PROVIDED DATA>
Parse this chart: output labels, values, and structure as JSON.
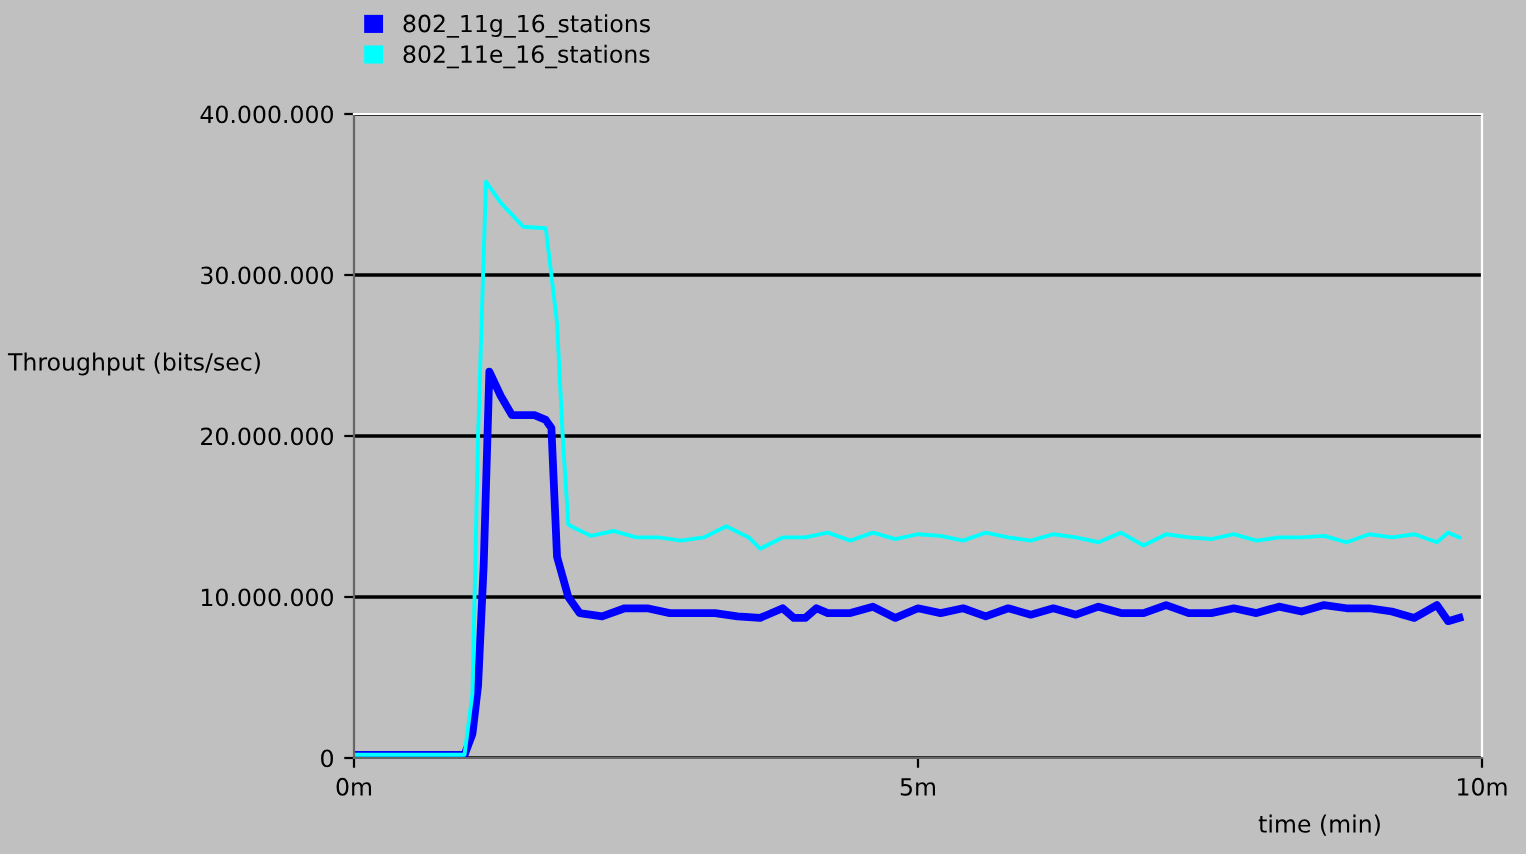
{
  "chart_data": {
    "type": "line",
    "ylabel": "Throughput (bits/sec)",
    "xlabel": "time (min)",
    "xlim": [
      0,
      10
    ],
    "xticks": [
      {
        "value": 0,
        "label": "0m"
      },
      {
        "value": 5,
        "label": "5m"
      },
      {
        "value": 10,
        "label": "10m"
      }
    ],
    "ylim": [
      0,
      40000000
    ],
    "yticks": [
      {
        "value": 0,
        "label": "0"
      },
      {
        "value": 10000000,
        "label": "10.000.000"
      },
      {
        "value": 20000000,
        "label": "20.000.000"
      },
      {
        "value": 30000000,
        "label": "30.000.000"
      },
      {
        "value": 40000000,
        "label": "40.000.000"
      }
    ],
    "grid": "y",
    "legend": "top",
    "marker": "none",
    "line_style": "solid",
    "series": [
      {
        "name": "802_11g_16_stations",
        "color": "#0000ff",
        "x": [
          0,
          0.98,
          1.05,
          1.1,
          1.15,
          1.2,
          1.3,
          1.4,
          1.6,
          1.7,
          1.75,
          1.8,
          1.9,
          2.0,
          2.2,
          2.4,
          2.6,
          2.8,
          3.0,
          3.2,
          3.4,
          3.6,
          3.8,
          3.9,
          4.0,
          4.1,
          4.2,
          4.4,
          4.6,
          4.8,
          5.0,
          5.2,
          5.4,
          5.6,
          5.8,
          6.0,
          6.2,
          6.4,
          6.6,
          6.8,
          7.0,
          7.2,
          7.4,
          7.6,
          7.8,
          8.0,
          8.2,
          8.4,
          8.6,
          8.8,
          9.0,
          9.2,
          9.4,
          9.6,
          9.7,
          9.8
        ],
        "values": [
          200000,
          200000,
          1500000,
          4500000,
          12000000,
          24000000,
          22500000,
          21300000,
          21300000,
          21000000,
          20500000,
          12500000,
          10000000,
          9000000,
          8800000,
          9300000,
          9300000,
          9000000,
          9000000,
          9000000,
          8800000,
          8700000,
          9300000,
          8700000,
          8700000,
          9300000,
          9000000,
          9000000,
          9400000,
          8700000,
          9300000,
          9000000,
          9300000,
          8800000,
          9300000,
          8900000,
          9300000,
          8900000,
          9400000,
          9000000,
          9000000,
          9500000,
          9000000,
          9000000,
          9300000,
          9000000,
          9400000,
          9100000,
          9500000,
          9300000,
          9300000,
          9100000,
          8700000,
          9500000,
          8500000,
          8700000
        ]
      },
      {
        "name": "802_11e_16_stations",
        "color": "#00ffff",
        "x": [
          0,
          0.98,
          1.05,
          1.1,
          1.17,
          1.3,
          1.5,
          1.7,
          1.75,
          1.8,
          1.85,
          1.9,
          1.95,
          2.1,
          2.3,
          2.5,
          2.7,
          2.9,
          3.1,
          3.3,
          3.5,
          3.6,
          3.8,
          4.0,
          4.2,
          4.4,
          4.6,
          4.8,
          5.0,
          5.2,
          5.4,
          5.6,
          5.8,
          6.0,
          6.2,
          6.4,
          6.6,
          6.8,
          7.0,
          7.2,
          7.4,
          7.6,
          7.8,
          8.0,
          8.2,
          8.4,
          8.6,
          8.8,
          9.0,
          9.2,
          9.4,
          9.6,
          9.7,
          9.8
        ],
        "values": [
          200000,
          200000,
          4000000,
          20000000,
          35800000,
          34500000,
          33000000,
          32900000,
          30000000,
          27000000,
          20000000,
          14500000,
          14300000,
          13800000,
          14100000,
          13700000,
          13700000,
          13500000,
          13700000,
          14400000,
          13700000,
          13000000,
          13700000,
          13700000,
          14000000,
          13500000,
          14000000,
          13600000,
          13900000,
          13800000,
          13500000,
          14000000,
          13700000,
          13500000,
          13900000,
          13700000,
          13400000,
          14000000,
          13200000,
          13900000,
          13700000,
          13600000,
          13900000,
          13500000,
          13700000,
          13700000,
          13800000,
          13400000,
          13900000,
          13700000,
          13900000,
          13400000,
          14000000,
          13700000
        ]
      }
    ]
  }
}
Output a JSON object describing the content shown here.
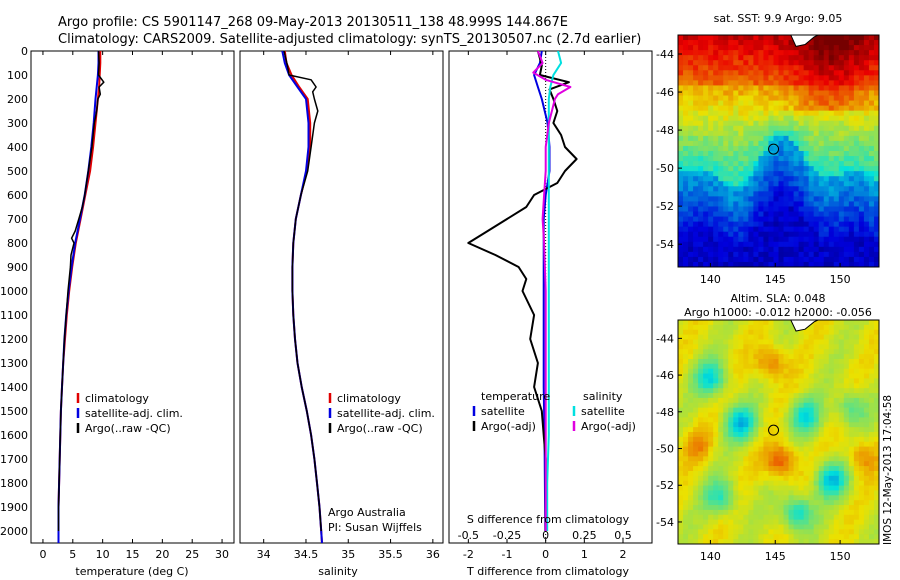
{
  "header": {
    "line1": "Argo profile: CS 5901147_268 09-May-2013 20130511_138 48.999S 144.867E",
    "line2": "Climatology: CARS2009. Satellite-adjusted climatology: synTS_20130507.nc (2.7d earlier)"
  },
  "depth_ticks": [
    "0",
    "100",
    "200",
    "300",
    "400",
    "500",
    "600",
    "700",
    "800",
    "900",
    "1000",
    "1100",
    "1200",
    "1300",
    "1400",
    "1500",
    "1600",
    "1700",
    "1800",
    "1900",
    "2000"
  ],
  "colors": {
    "climatology": "#e00000",
    "satellite": "#0000e0",
    "argo": "#000000",
    "sat_salinity": "#00e0e0",
    "argo_adj_salinity": "#e000e0"
  },
  "chart_data": [
    {
      "type": "line",
      "xlabel": "temperature (deg C)",
      "xticks": [
        "0",
        "5",
        "10",
        "15",
        "20",
        "25",
        "30"
      ],
      "xlim": [
        -2,
        32
      ],
      "ylim": [
        2050,
        0
      ],
      "legend": [
        "climatology",
        "satellite-adj. clim.",
        "Argo(..raw -QC)"
      ],
      "series": [
        {
          "name": "climatology",
          "color": "#e00000",
          "depth": [
            0,
            50,
            100,
            150,
            200,
            300,
            400,
            500,
            600,
            700,
            800,
            900,
            1000,
            1100,
            1200,
            1300,
            1400,
            1500,
            1600,
            1700,
            1800,
            1900,
            2000,
            2050
          ],
          "values": [
            9.6,
            9.6,
            9.5,
            9.4,
            9.2,
            8.8,
            8.4,
            7.9,
            7.1,
            6.3,
            5.5,
            4.9,
            4.4,
            4.0,
            3.7,
            3.4,
            3.2,
            3.0,
            2.9,
            2.8,
            2.7,
            2.6,
            2.6,
            2.6
          ]
        },
        {
          "name": "satellite-adj. clim.",
          "color": "#0000e0",
          "depth": [
            0,
            50,
            100,
            150,
            200,
            300,
            400,
            500,
            600,
            700,
            800,
            900,
            1000,
            1100,
            1200,
            1300,
            1400,
            1500,
            1600,
            1700,
            1800,
            1900,
            2000,
            2050
          ],
          "values": [
            9.3,
            9.3,
            9.2,
            9.0,
            8.8,
            8.5,
            8.1,
            7.6,
            7.0,
            6.2,
            5.4,
            4.8,
            4.3,
            3.9,
            3.6,
            3.4,
            3.2,
            3.0,
            2.9,
            2.8,
            2.7,
            2.6,
            2.6,
            2.6
          ]
        },
        {
          "name": "Argo(..raw -QC)",
          "color": "#000000",
          "depth": [
            0,
            50,
            100,
            130,
            150,
            180,
            200,
            250,
            300,
            400,
            500,
            600,
            650,
            700,
            750,
            780,
            800,
            850,
            900,
            1000,
            1100,
            1200,
            1300,
            1400,
            1500,
            1600,
            1700,
            1800,
            1900,
            2000
          ],
          "values": [
            9.3,
            9.4,
            9.3,
            10.2,
            9.4,
            9.6,
            9.2,
            9.0,
            8.6,
            8.2,
            7.6,
            7.0,
            6.6,
            6.0,
            5.4,
            4.8,
            5.2,
            4.7,
            4.6,
            4.2,
            3.9,
            3.6,
            3.4,
            3.2,
            3.0,
            2.9,
            2.8,
            2.7,
            2.6,
            2.6
          ]
        }
      ]
    },
    {
      "type": "line",
      "xlabel": "salinity",
      "xticks": [
        "34",
        "34.5",
        "35",
        "35.5",
        "36"
      ],
      "xlim": [
        33.72,
        36.12
      ],
      "ylim": [
        2050,
        0
      ],
      "legend": [
        "climatology",
        "satellite-adj. clim.",
        "Argo(..raw -QC)"
      ],
      "annotation": [
        "Argo Australia",
        "PI: Susan Wijffels"
      ],
      "series": [
        {
          "name": "climatology",
          "color": "#e00000",
          "depth": [
            0,
            50,
            100,
            150,
            200,
            300,
            400,
            500,
            600,
            700,
            800,
            900,
            1000,
            1100,
            1200,
            1300,
            1400,
            1500,
            1600,
            1700,
            1800,
            1900,
            2000,
            2050
          ],
          "values": [
            34.25,
            34.27,
            34.33,
            34.42,
            34.52,
            34.55,
            34.55,
            34.51,
            34.44,
            34.38,
            34.35,
            34.34,
            34.34,
            34.35,
            34.37,
            34.4,
            34.45,
            34.51,
            34.56,
            34.6,
            34.63,
            34.66,
            34.68,
            34.69
          ]
        },
        {
          "name": "satellite-adj. clim.",
          "color": "#0000e0",
          "depth": [
            0,
            50,
            100,
            150,
            200,
            300,
            400,
            500,
            600,
            700,
            800,
            900,
            1000,
            1100,
            1200,
            1300,
            1400,
            1500,
            1600,
            1700,
            1800,
            1900,
            2000,
            2050
          ],
          "values": [
            34.22,
            34.25,
            34.3,
            34.4,
            34.5,
            34.53,
            34.53,
            34.5,
            34.44,
            34.38,
            34.35,
            34.34,
            34.34,
            34.35,
            34.37,
            34.4,
            34.45,
            34.51,
            34.56,
            34.6,
            34.63,
            34.66,
            34.68,
            34.69
          ]
        },
        {
          "name": "Argo(..raw -QC)",
          "color": "#000000",
          "depth": [
            0,
            60,
            100,
            120,
            150,
            170,
            200,
            250,
            300,
            400,
            500,
            600,
            700,
            800,
            900,
            1000,
            1100,
            1200,
            1300,
            1400,
            1500,
            1600,
            1700,
            1800,
            1900,
            2000
          ],
          "values": [
            34.24,
            34.28,
            34.3,
            34.56,
            34.62,
            34.58,
            34.6,
            34.64,
            34.6,
            34.56,
            34.52,
            34.44,
            34.38,
            34.35,
            34.34,
            34.34,
            34.35,
            34.37,
            34.4,
            34.45,
            34.51,
            34.56,
            34.6,
            34.63,
            34.66,
            34.68
          ]
        }
      ]
    },
    {
      "type": "line",
      "xlabel": "T difference from climatology",
      "xticks": [
        "-2",
        "-1",
        "0",
        "1",
        "2"
      ],
      "xlim": [
        -2.5,
        2.75
      ],
      "x2label": "S difference from climatology",
      "x2ticks": [
        "-0.5",
        "-0.25",
        "0",
        "0.25",
        "0.5"
      ],
      "ylim": [
        2050,
        0
      ],
      "legend_t": {
        "heading": "temperature",
        "items": [
          "satellite",
          "Argo(-adj)"
        ]
      },
      "legend_s": {
        "heading": "salinity",
        "items": [
          "satellite",
          "Argo(-adj)"
        ]
      },
      "series": [
        {
          "name": "satellite",
          "axis": "T",
          "color": "#0000e0",
          "depth": [
            0,
            50,
            100,
            150,
            200,
            300,
            400,
            500,
            600,
            700,
            800,
            900,
            1000,
            1200,
            1400,
            1600,
            1800,
            2000
          ],
          "values": [
            -0.1,
            -0.15,
            -0.3,
            -0.2,
            -0.1,
            0.05,
            0.1,
            0.1,
            0.0,
            -0.05,
            -0.05,
            -0.05,
            -0.05,
            -0.05,
            -0.05,
            -0.03,
            -0.02,
            -0.01
          ]
        },
        {
          "name": "Argo(-adj)",
          "axis": "T",
          "color": "#000000",
          "depth": [
            0,
            60,
            100,
            130,
            160,
            200,
            250,
            300,
            350,
            400,
            450,
            500,
            550,
            600,
            650,
            700,
            750,
            800,
            850,
            900,
            950,
            1000,
            1100,
            1200,
            1300,
            1400,
            1500,
            1600,
            1700,
            1800,
            1900,
            2000
          ],
          "values": [
            -0.2,
            -0.1,
            -0.15,
            0.6,
            0.1,
            0.2,
            0.3,
            0.2,
            0.4,
            0.5,
            0.8,
            0.5,
            0.3,
            -0.3,
            -0.5,
            -1.0,
            -1.5,
            -2.0,
            -1.3,
            -0.7,
            -0.5,
            -0.6,
            -0.3,
            -0.4,
            -0.2,
            -0.3,
            -0.1,
            -0.05,
            0.0,
            0.0,
            0.0,
            0.0
          ]
        },
        {
          "name": "satellite",
          "axis": "S",
          "color": "#00e0e0",
          "depth": [
            0,
            50,
            80,
            100,
            150,
            200,
            300,
            400,
            500,
            600,
            700,
            800,
            900,
            1000,
            1200,
            1400,
            1600,
            1800,
            2000
          ],
          "values": [
            0.08,
            0.1,
            0.07,
            0.05,
            0.03,
            0.02,
            0.02,
            0.02,
            0.02,
            0.02,
            0.02,
            0.02,
            0.02,
            0.02,
            0.02,
            0.02,
            0.02,
            0.01,
            0.01
          ]
        },
        {
          "name": "Argo(-adj)",
          "axis": "S",
          "color": "#e000e0",
          "depth": [
            0,
            50,
            90,
            120,
            150,
            180,
            200,
            250,
            300,
            400,
            500,
            600,
            700,
            800,
            1000,
            1200,
            1400,
            1600,
            1800,
            2000
          ],
          "values": [
            -0.05,
            -0.02,
            -0.08,
            0.0,
            0.16,
            0.08,
            0.06,
            0.04,
            0.02,
            0.0,
            0.0,
            -0.01,
            -0.02,
            -0.01,
            0.0,
            0.0,
            0.0,
            0.0,
            0.0,
            0.0
          ]
        }
      ]
    },
    {
      "type": "heatmap",
      "title": "sat. SST: 9.9 Argo: 9.05",
      "xticks": [
        "140",
        "145",
        "150"
      ],
      "yticks": [
        "-44",
        "-46",
        "-48",
        "-50",
        "-52",
        "-54"
      ],
      "xlim": [
        137.5,
        153
      ],
      "ylim": [
        -55.2,
        -43
      ],
      "marker": {
        "lon": 144.867,
        "lat": -48.999
      }
    },
    {
      "type": "heatmap",
      "title": "Altim. SLA: 0.048",
      "subtitle": "Argo h1000: -0.012 h2000: -0.056",
      "xticks": [
        "140",
        "145",
        "150"
      ],
      "yticks": [
        "-44",
        "-46",
        "-48",
        "-50",
        "-52",
        "-54"
      ],
      "xlim": [
        137.5,
        153
      ],
      "ylim": [
        -55.2,
        -43
      ],
      "marker": {
        "lon": 144.867,
        "lat": -48.999
      }
    }
  ],
  "timestamp": "IMOS 12-May-2013 17:04:58"
}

TO DO> Pull every line containing the word "climatology" out of the material and copy it.

EXERCISE SOLUTION>
    "line2": "Climatology: CARS2009. Satellite-adjusted climatology: synTS_20130507.nc (2.7d earlier)"
    "climatology": "#e00000",
        "climatology",
          "name": "climatology",
        "climatology",
          "name": "climatology",
      "xlabel": "T difference from climatology",
      "x2label": "S difference from climatology",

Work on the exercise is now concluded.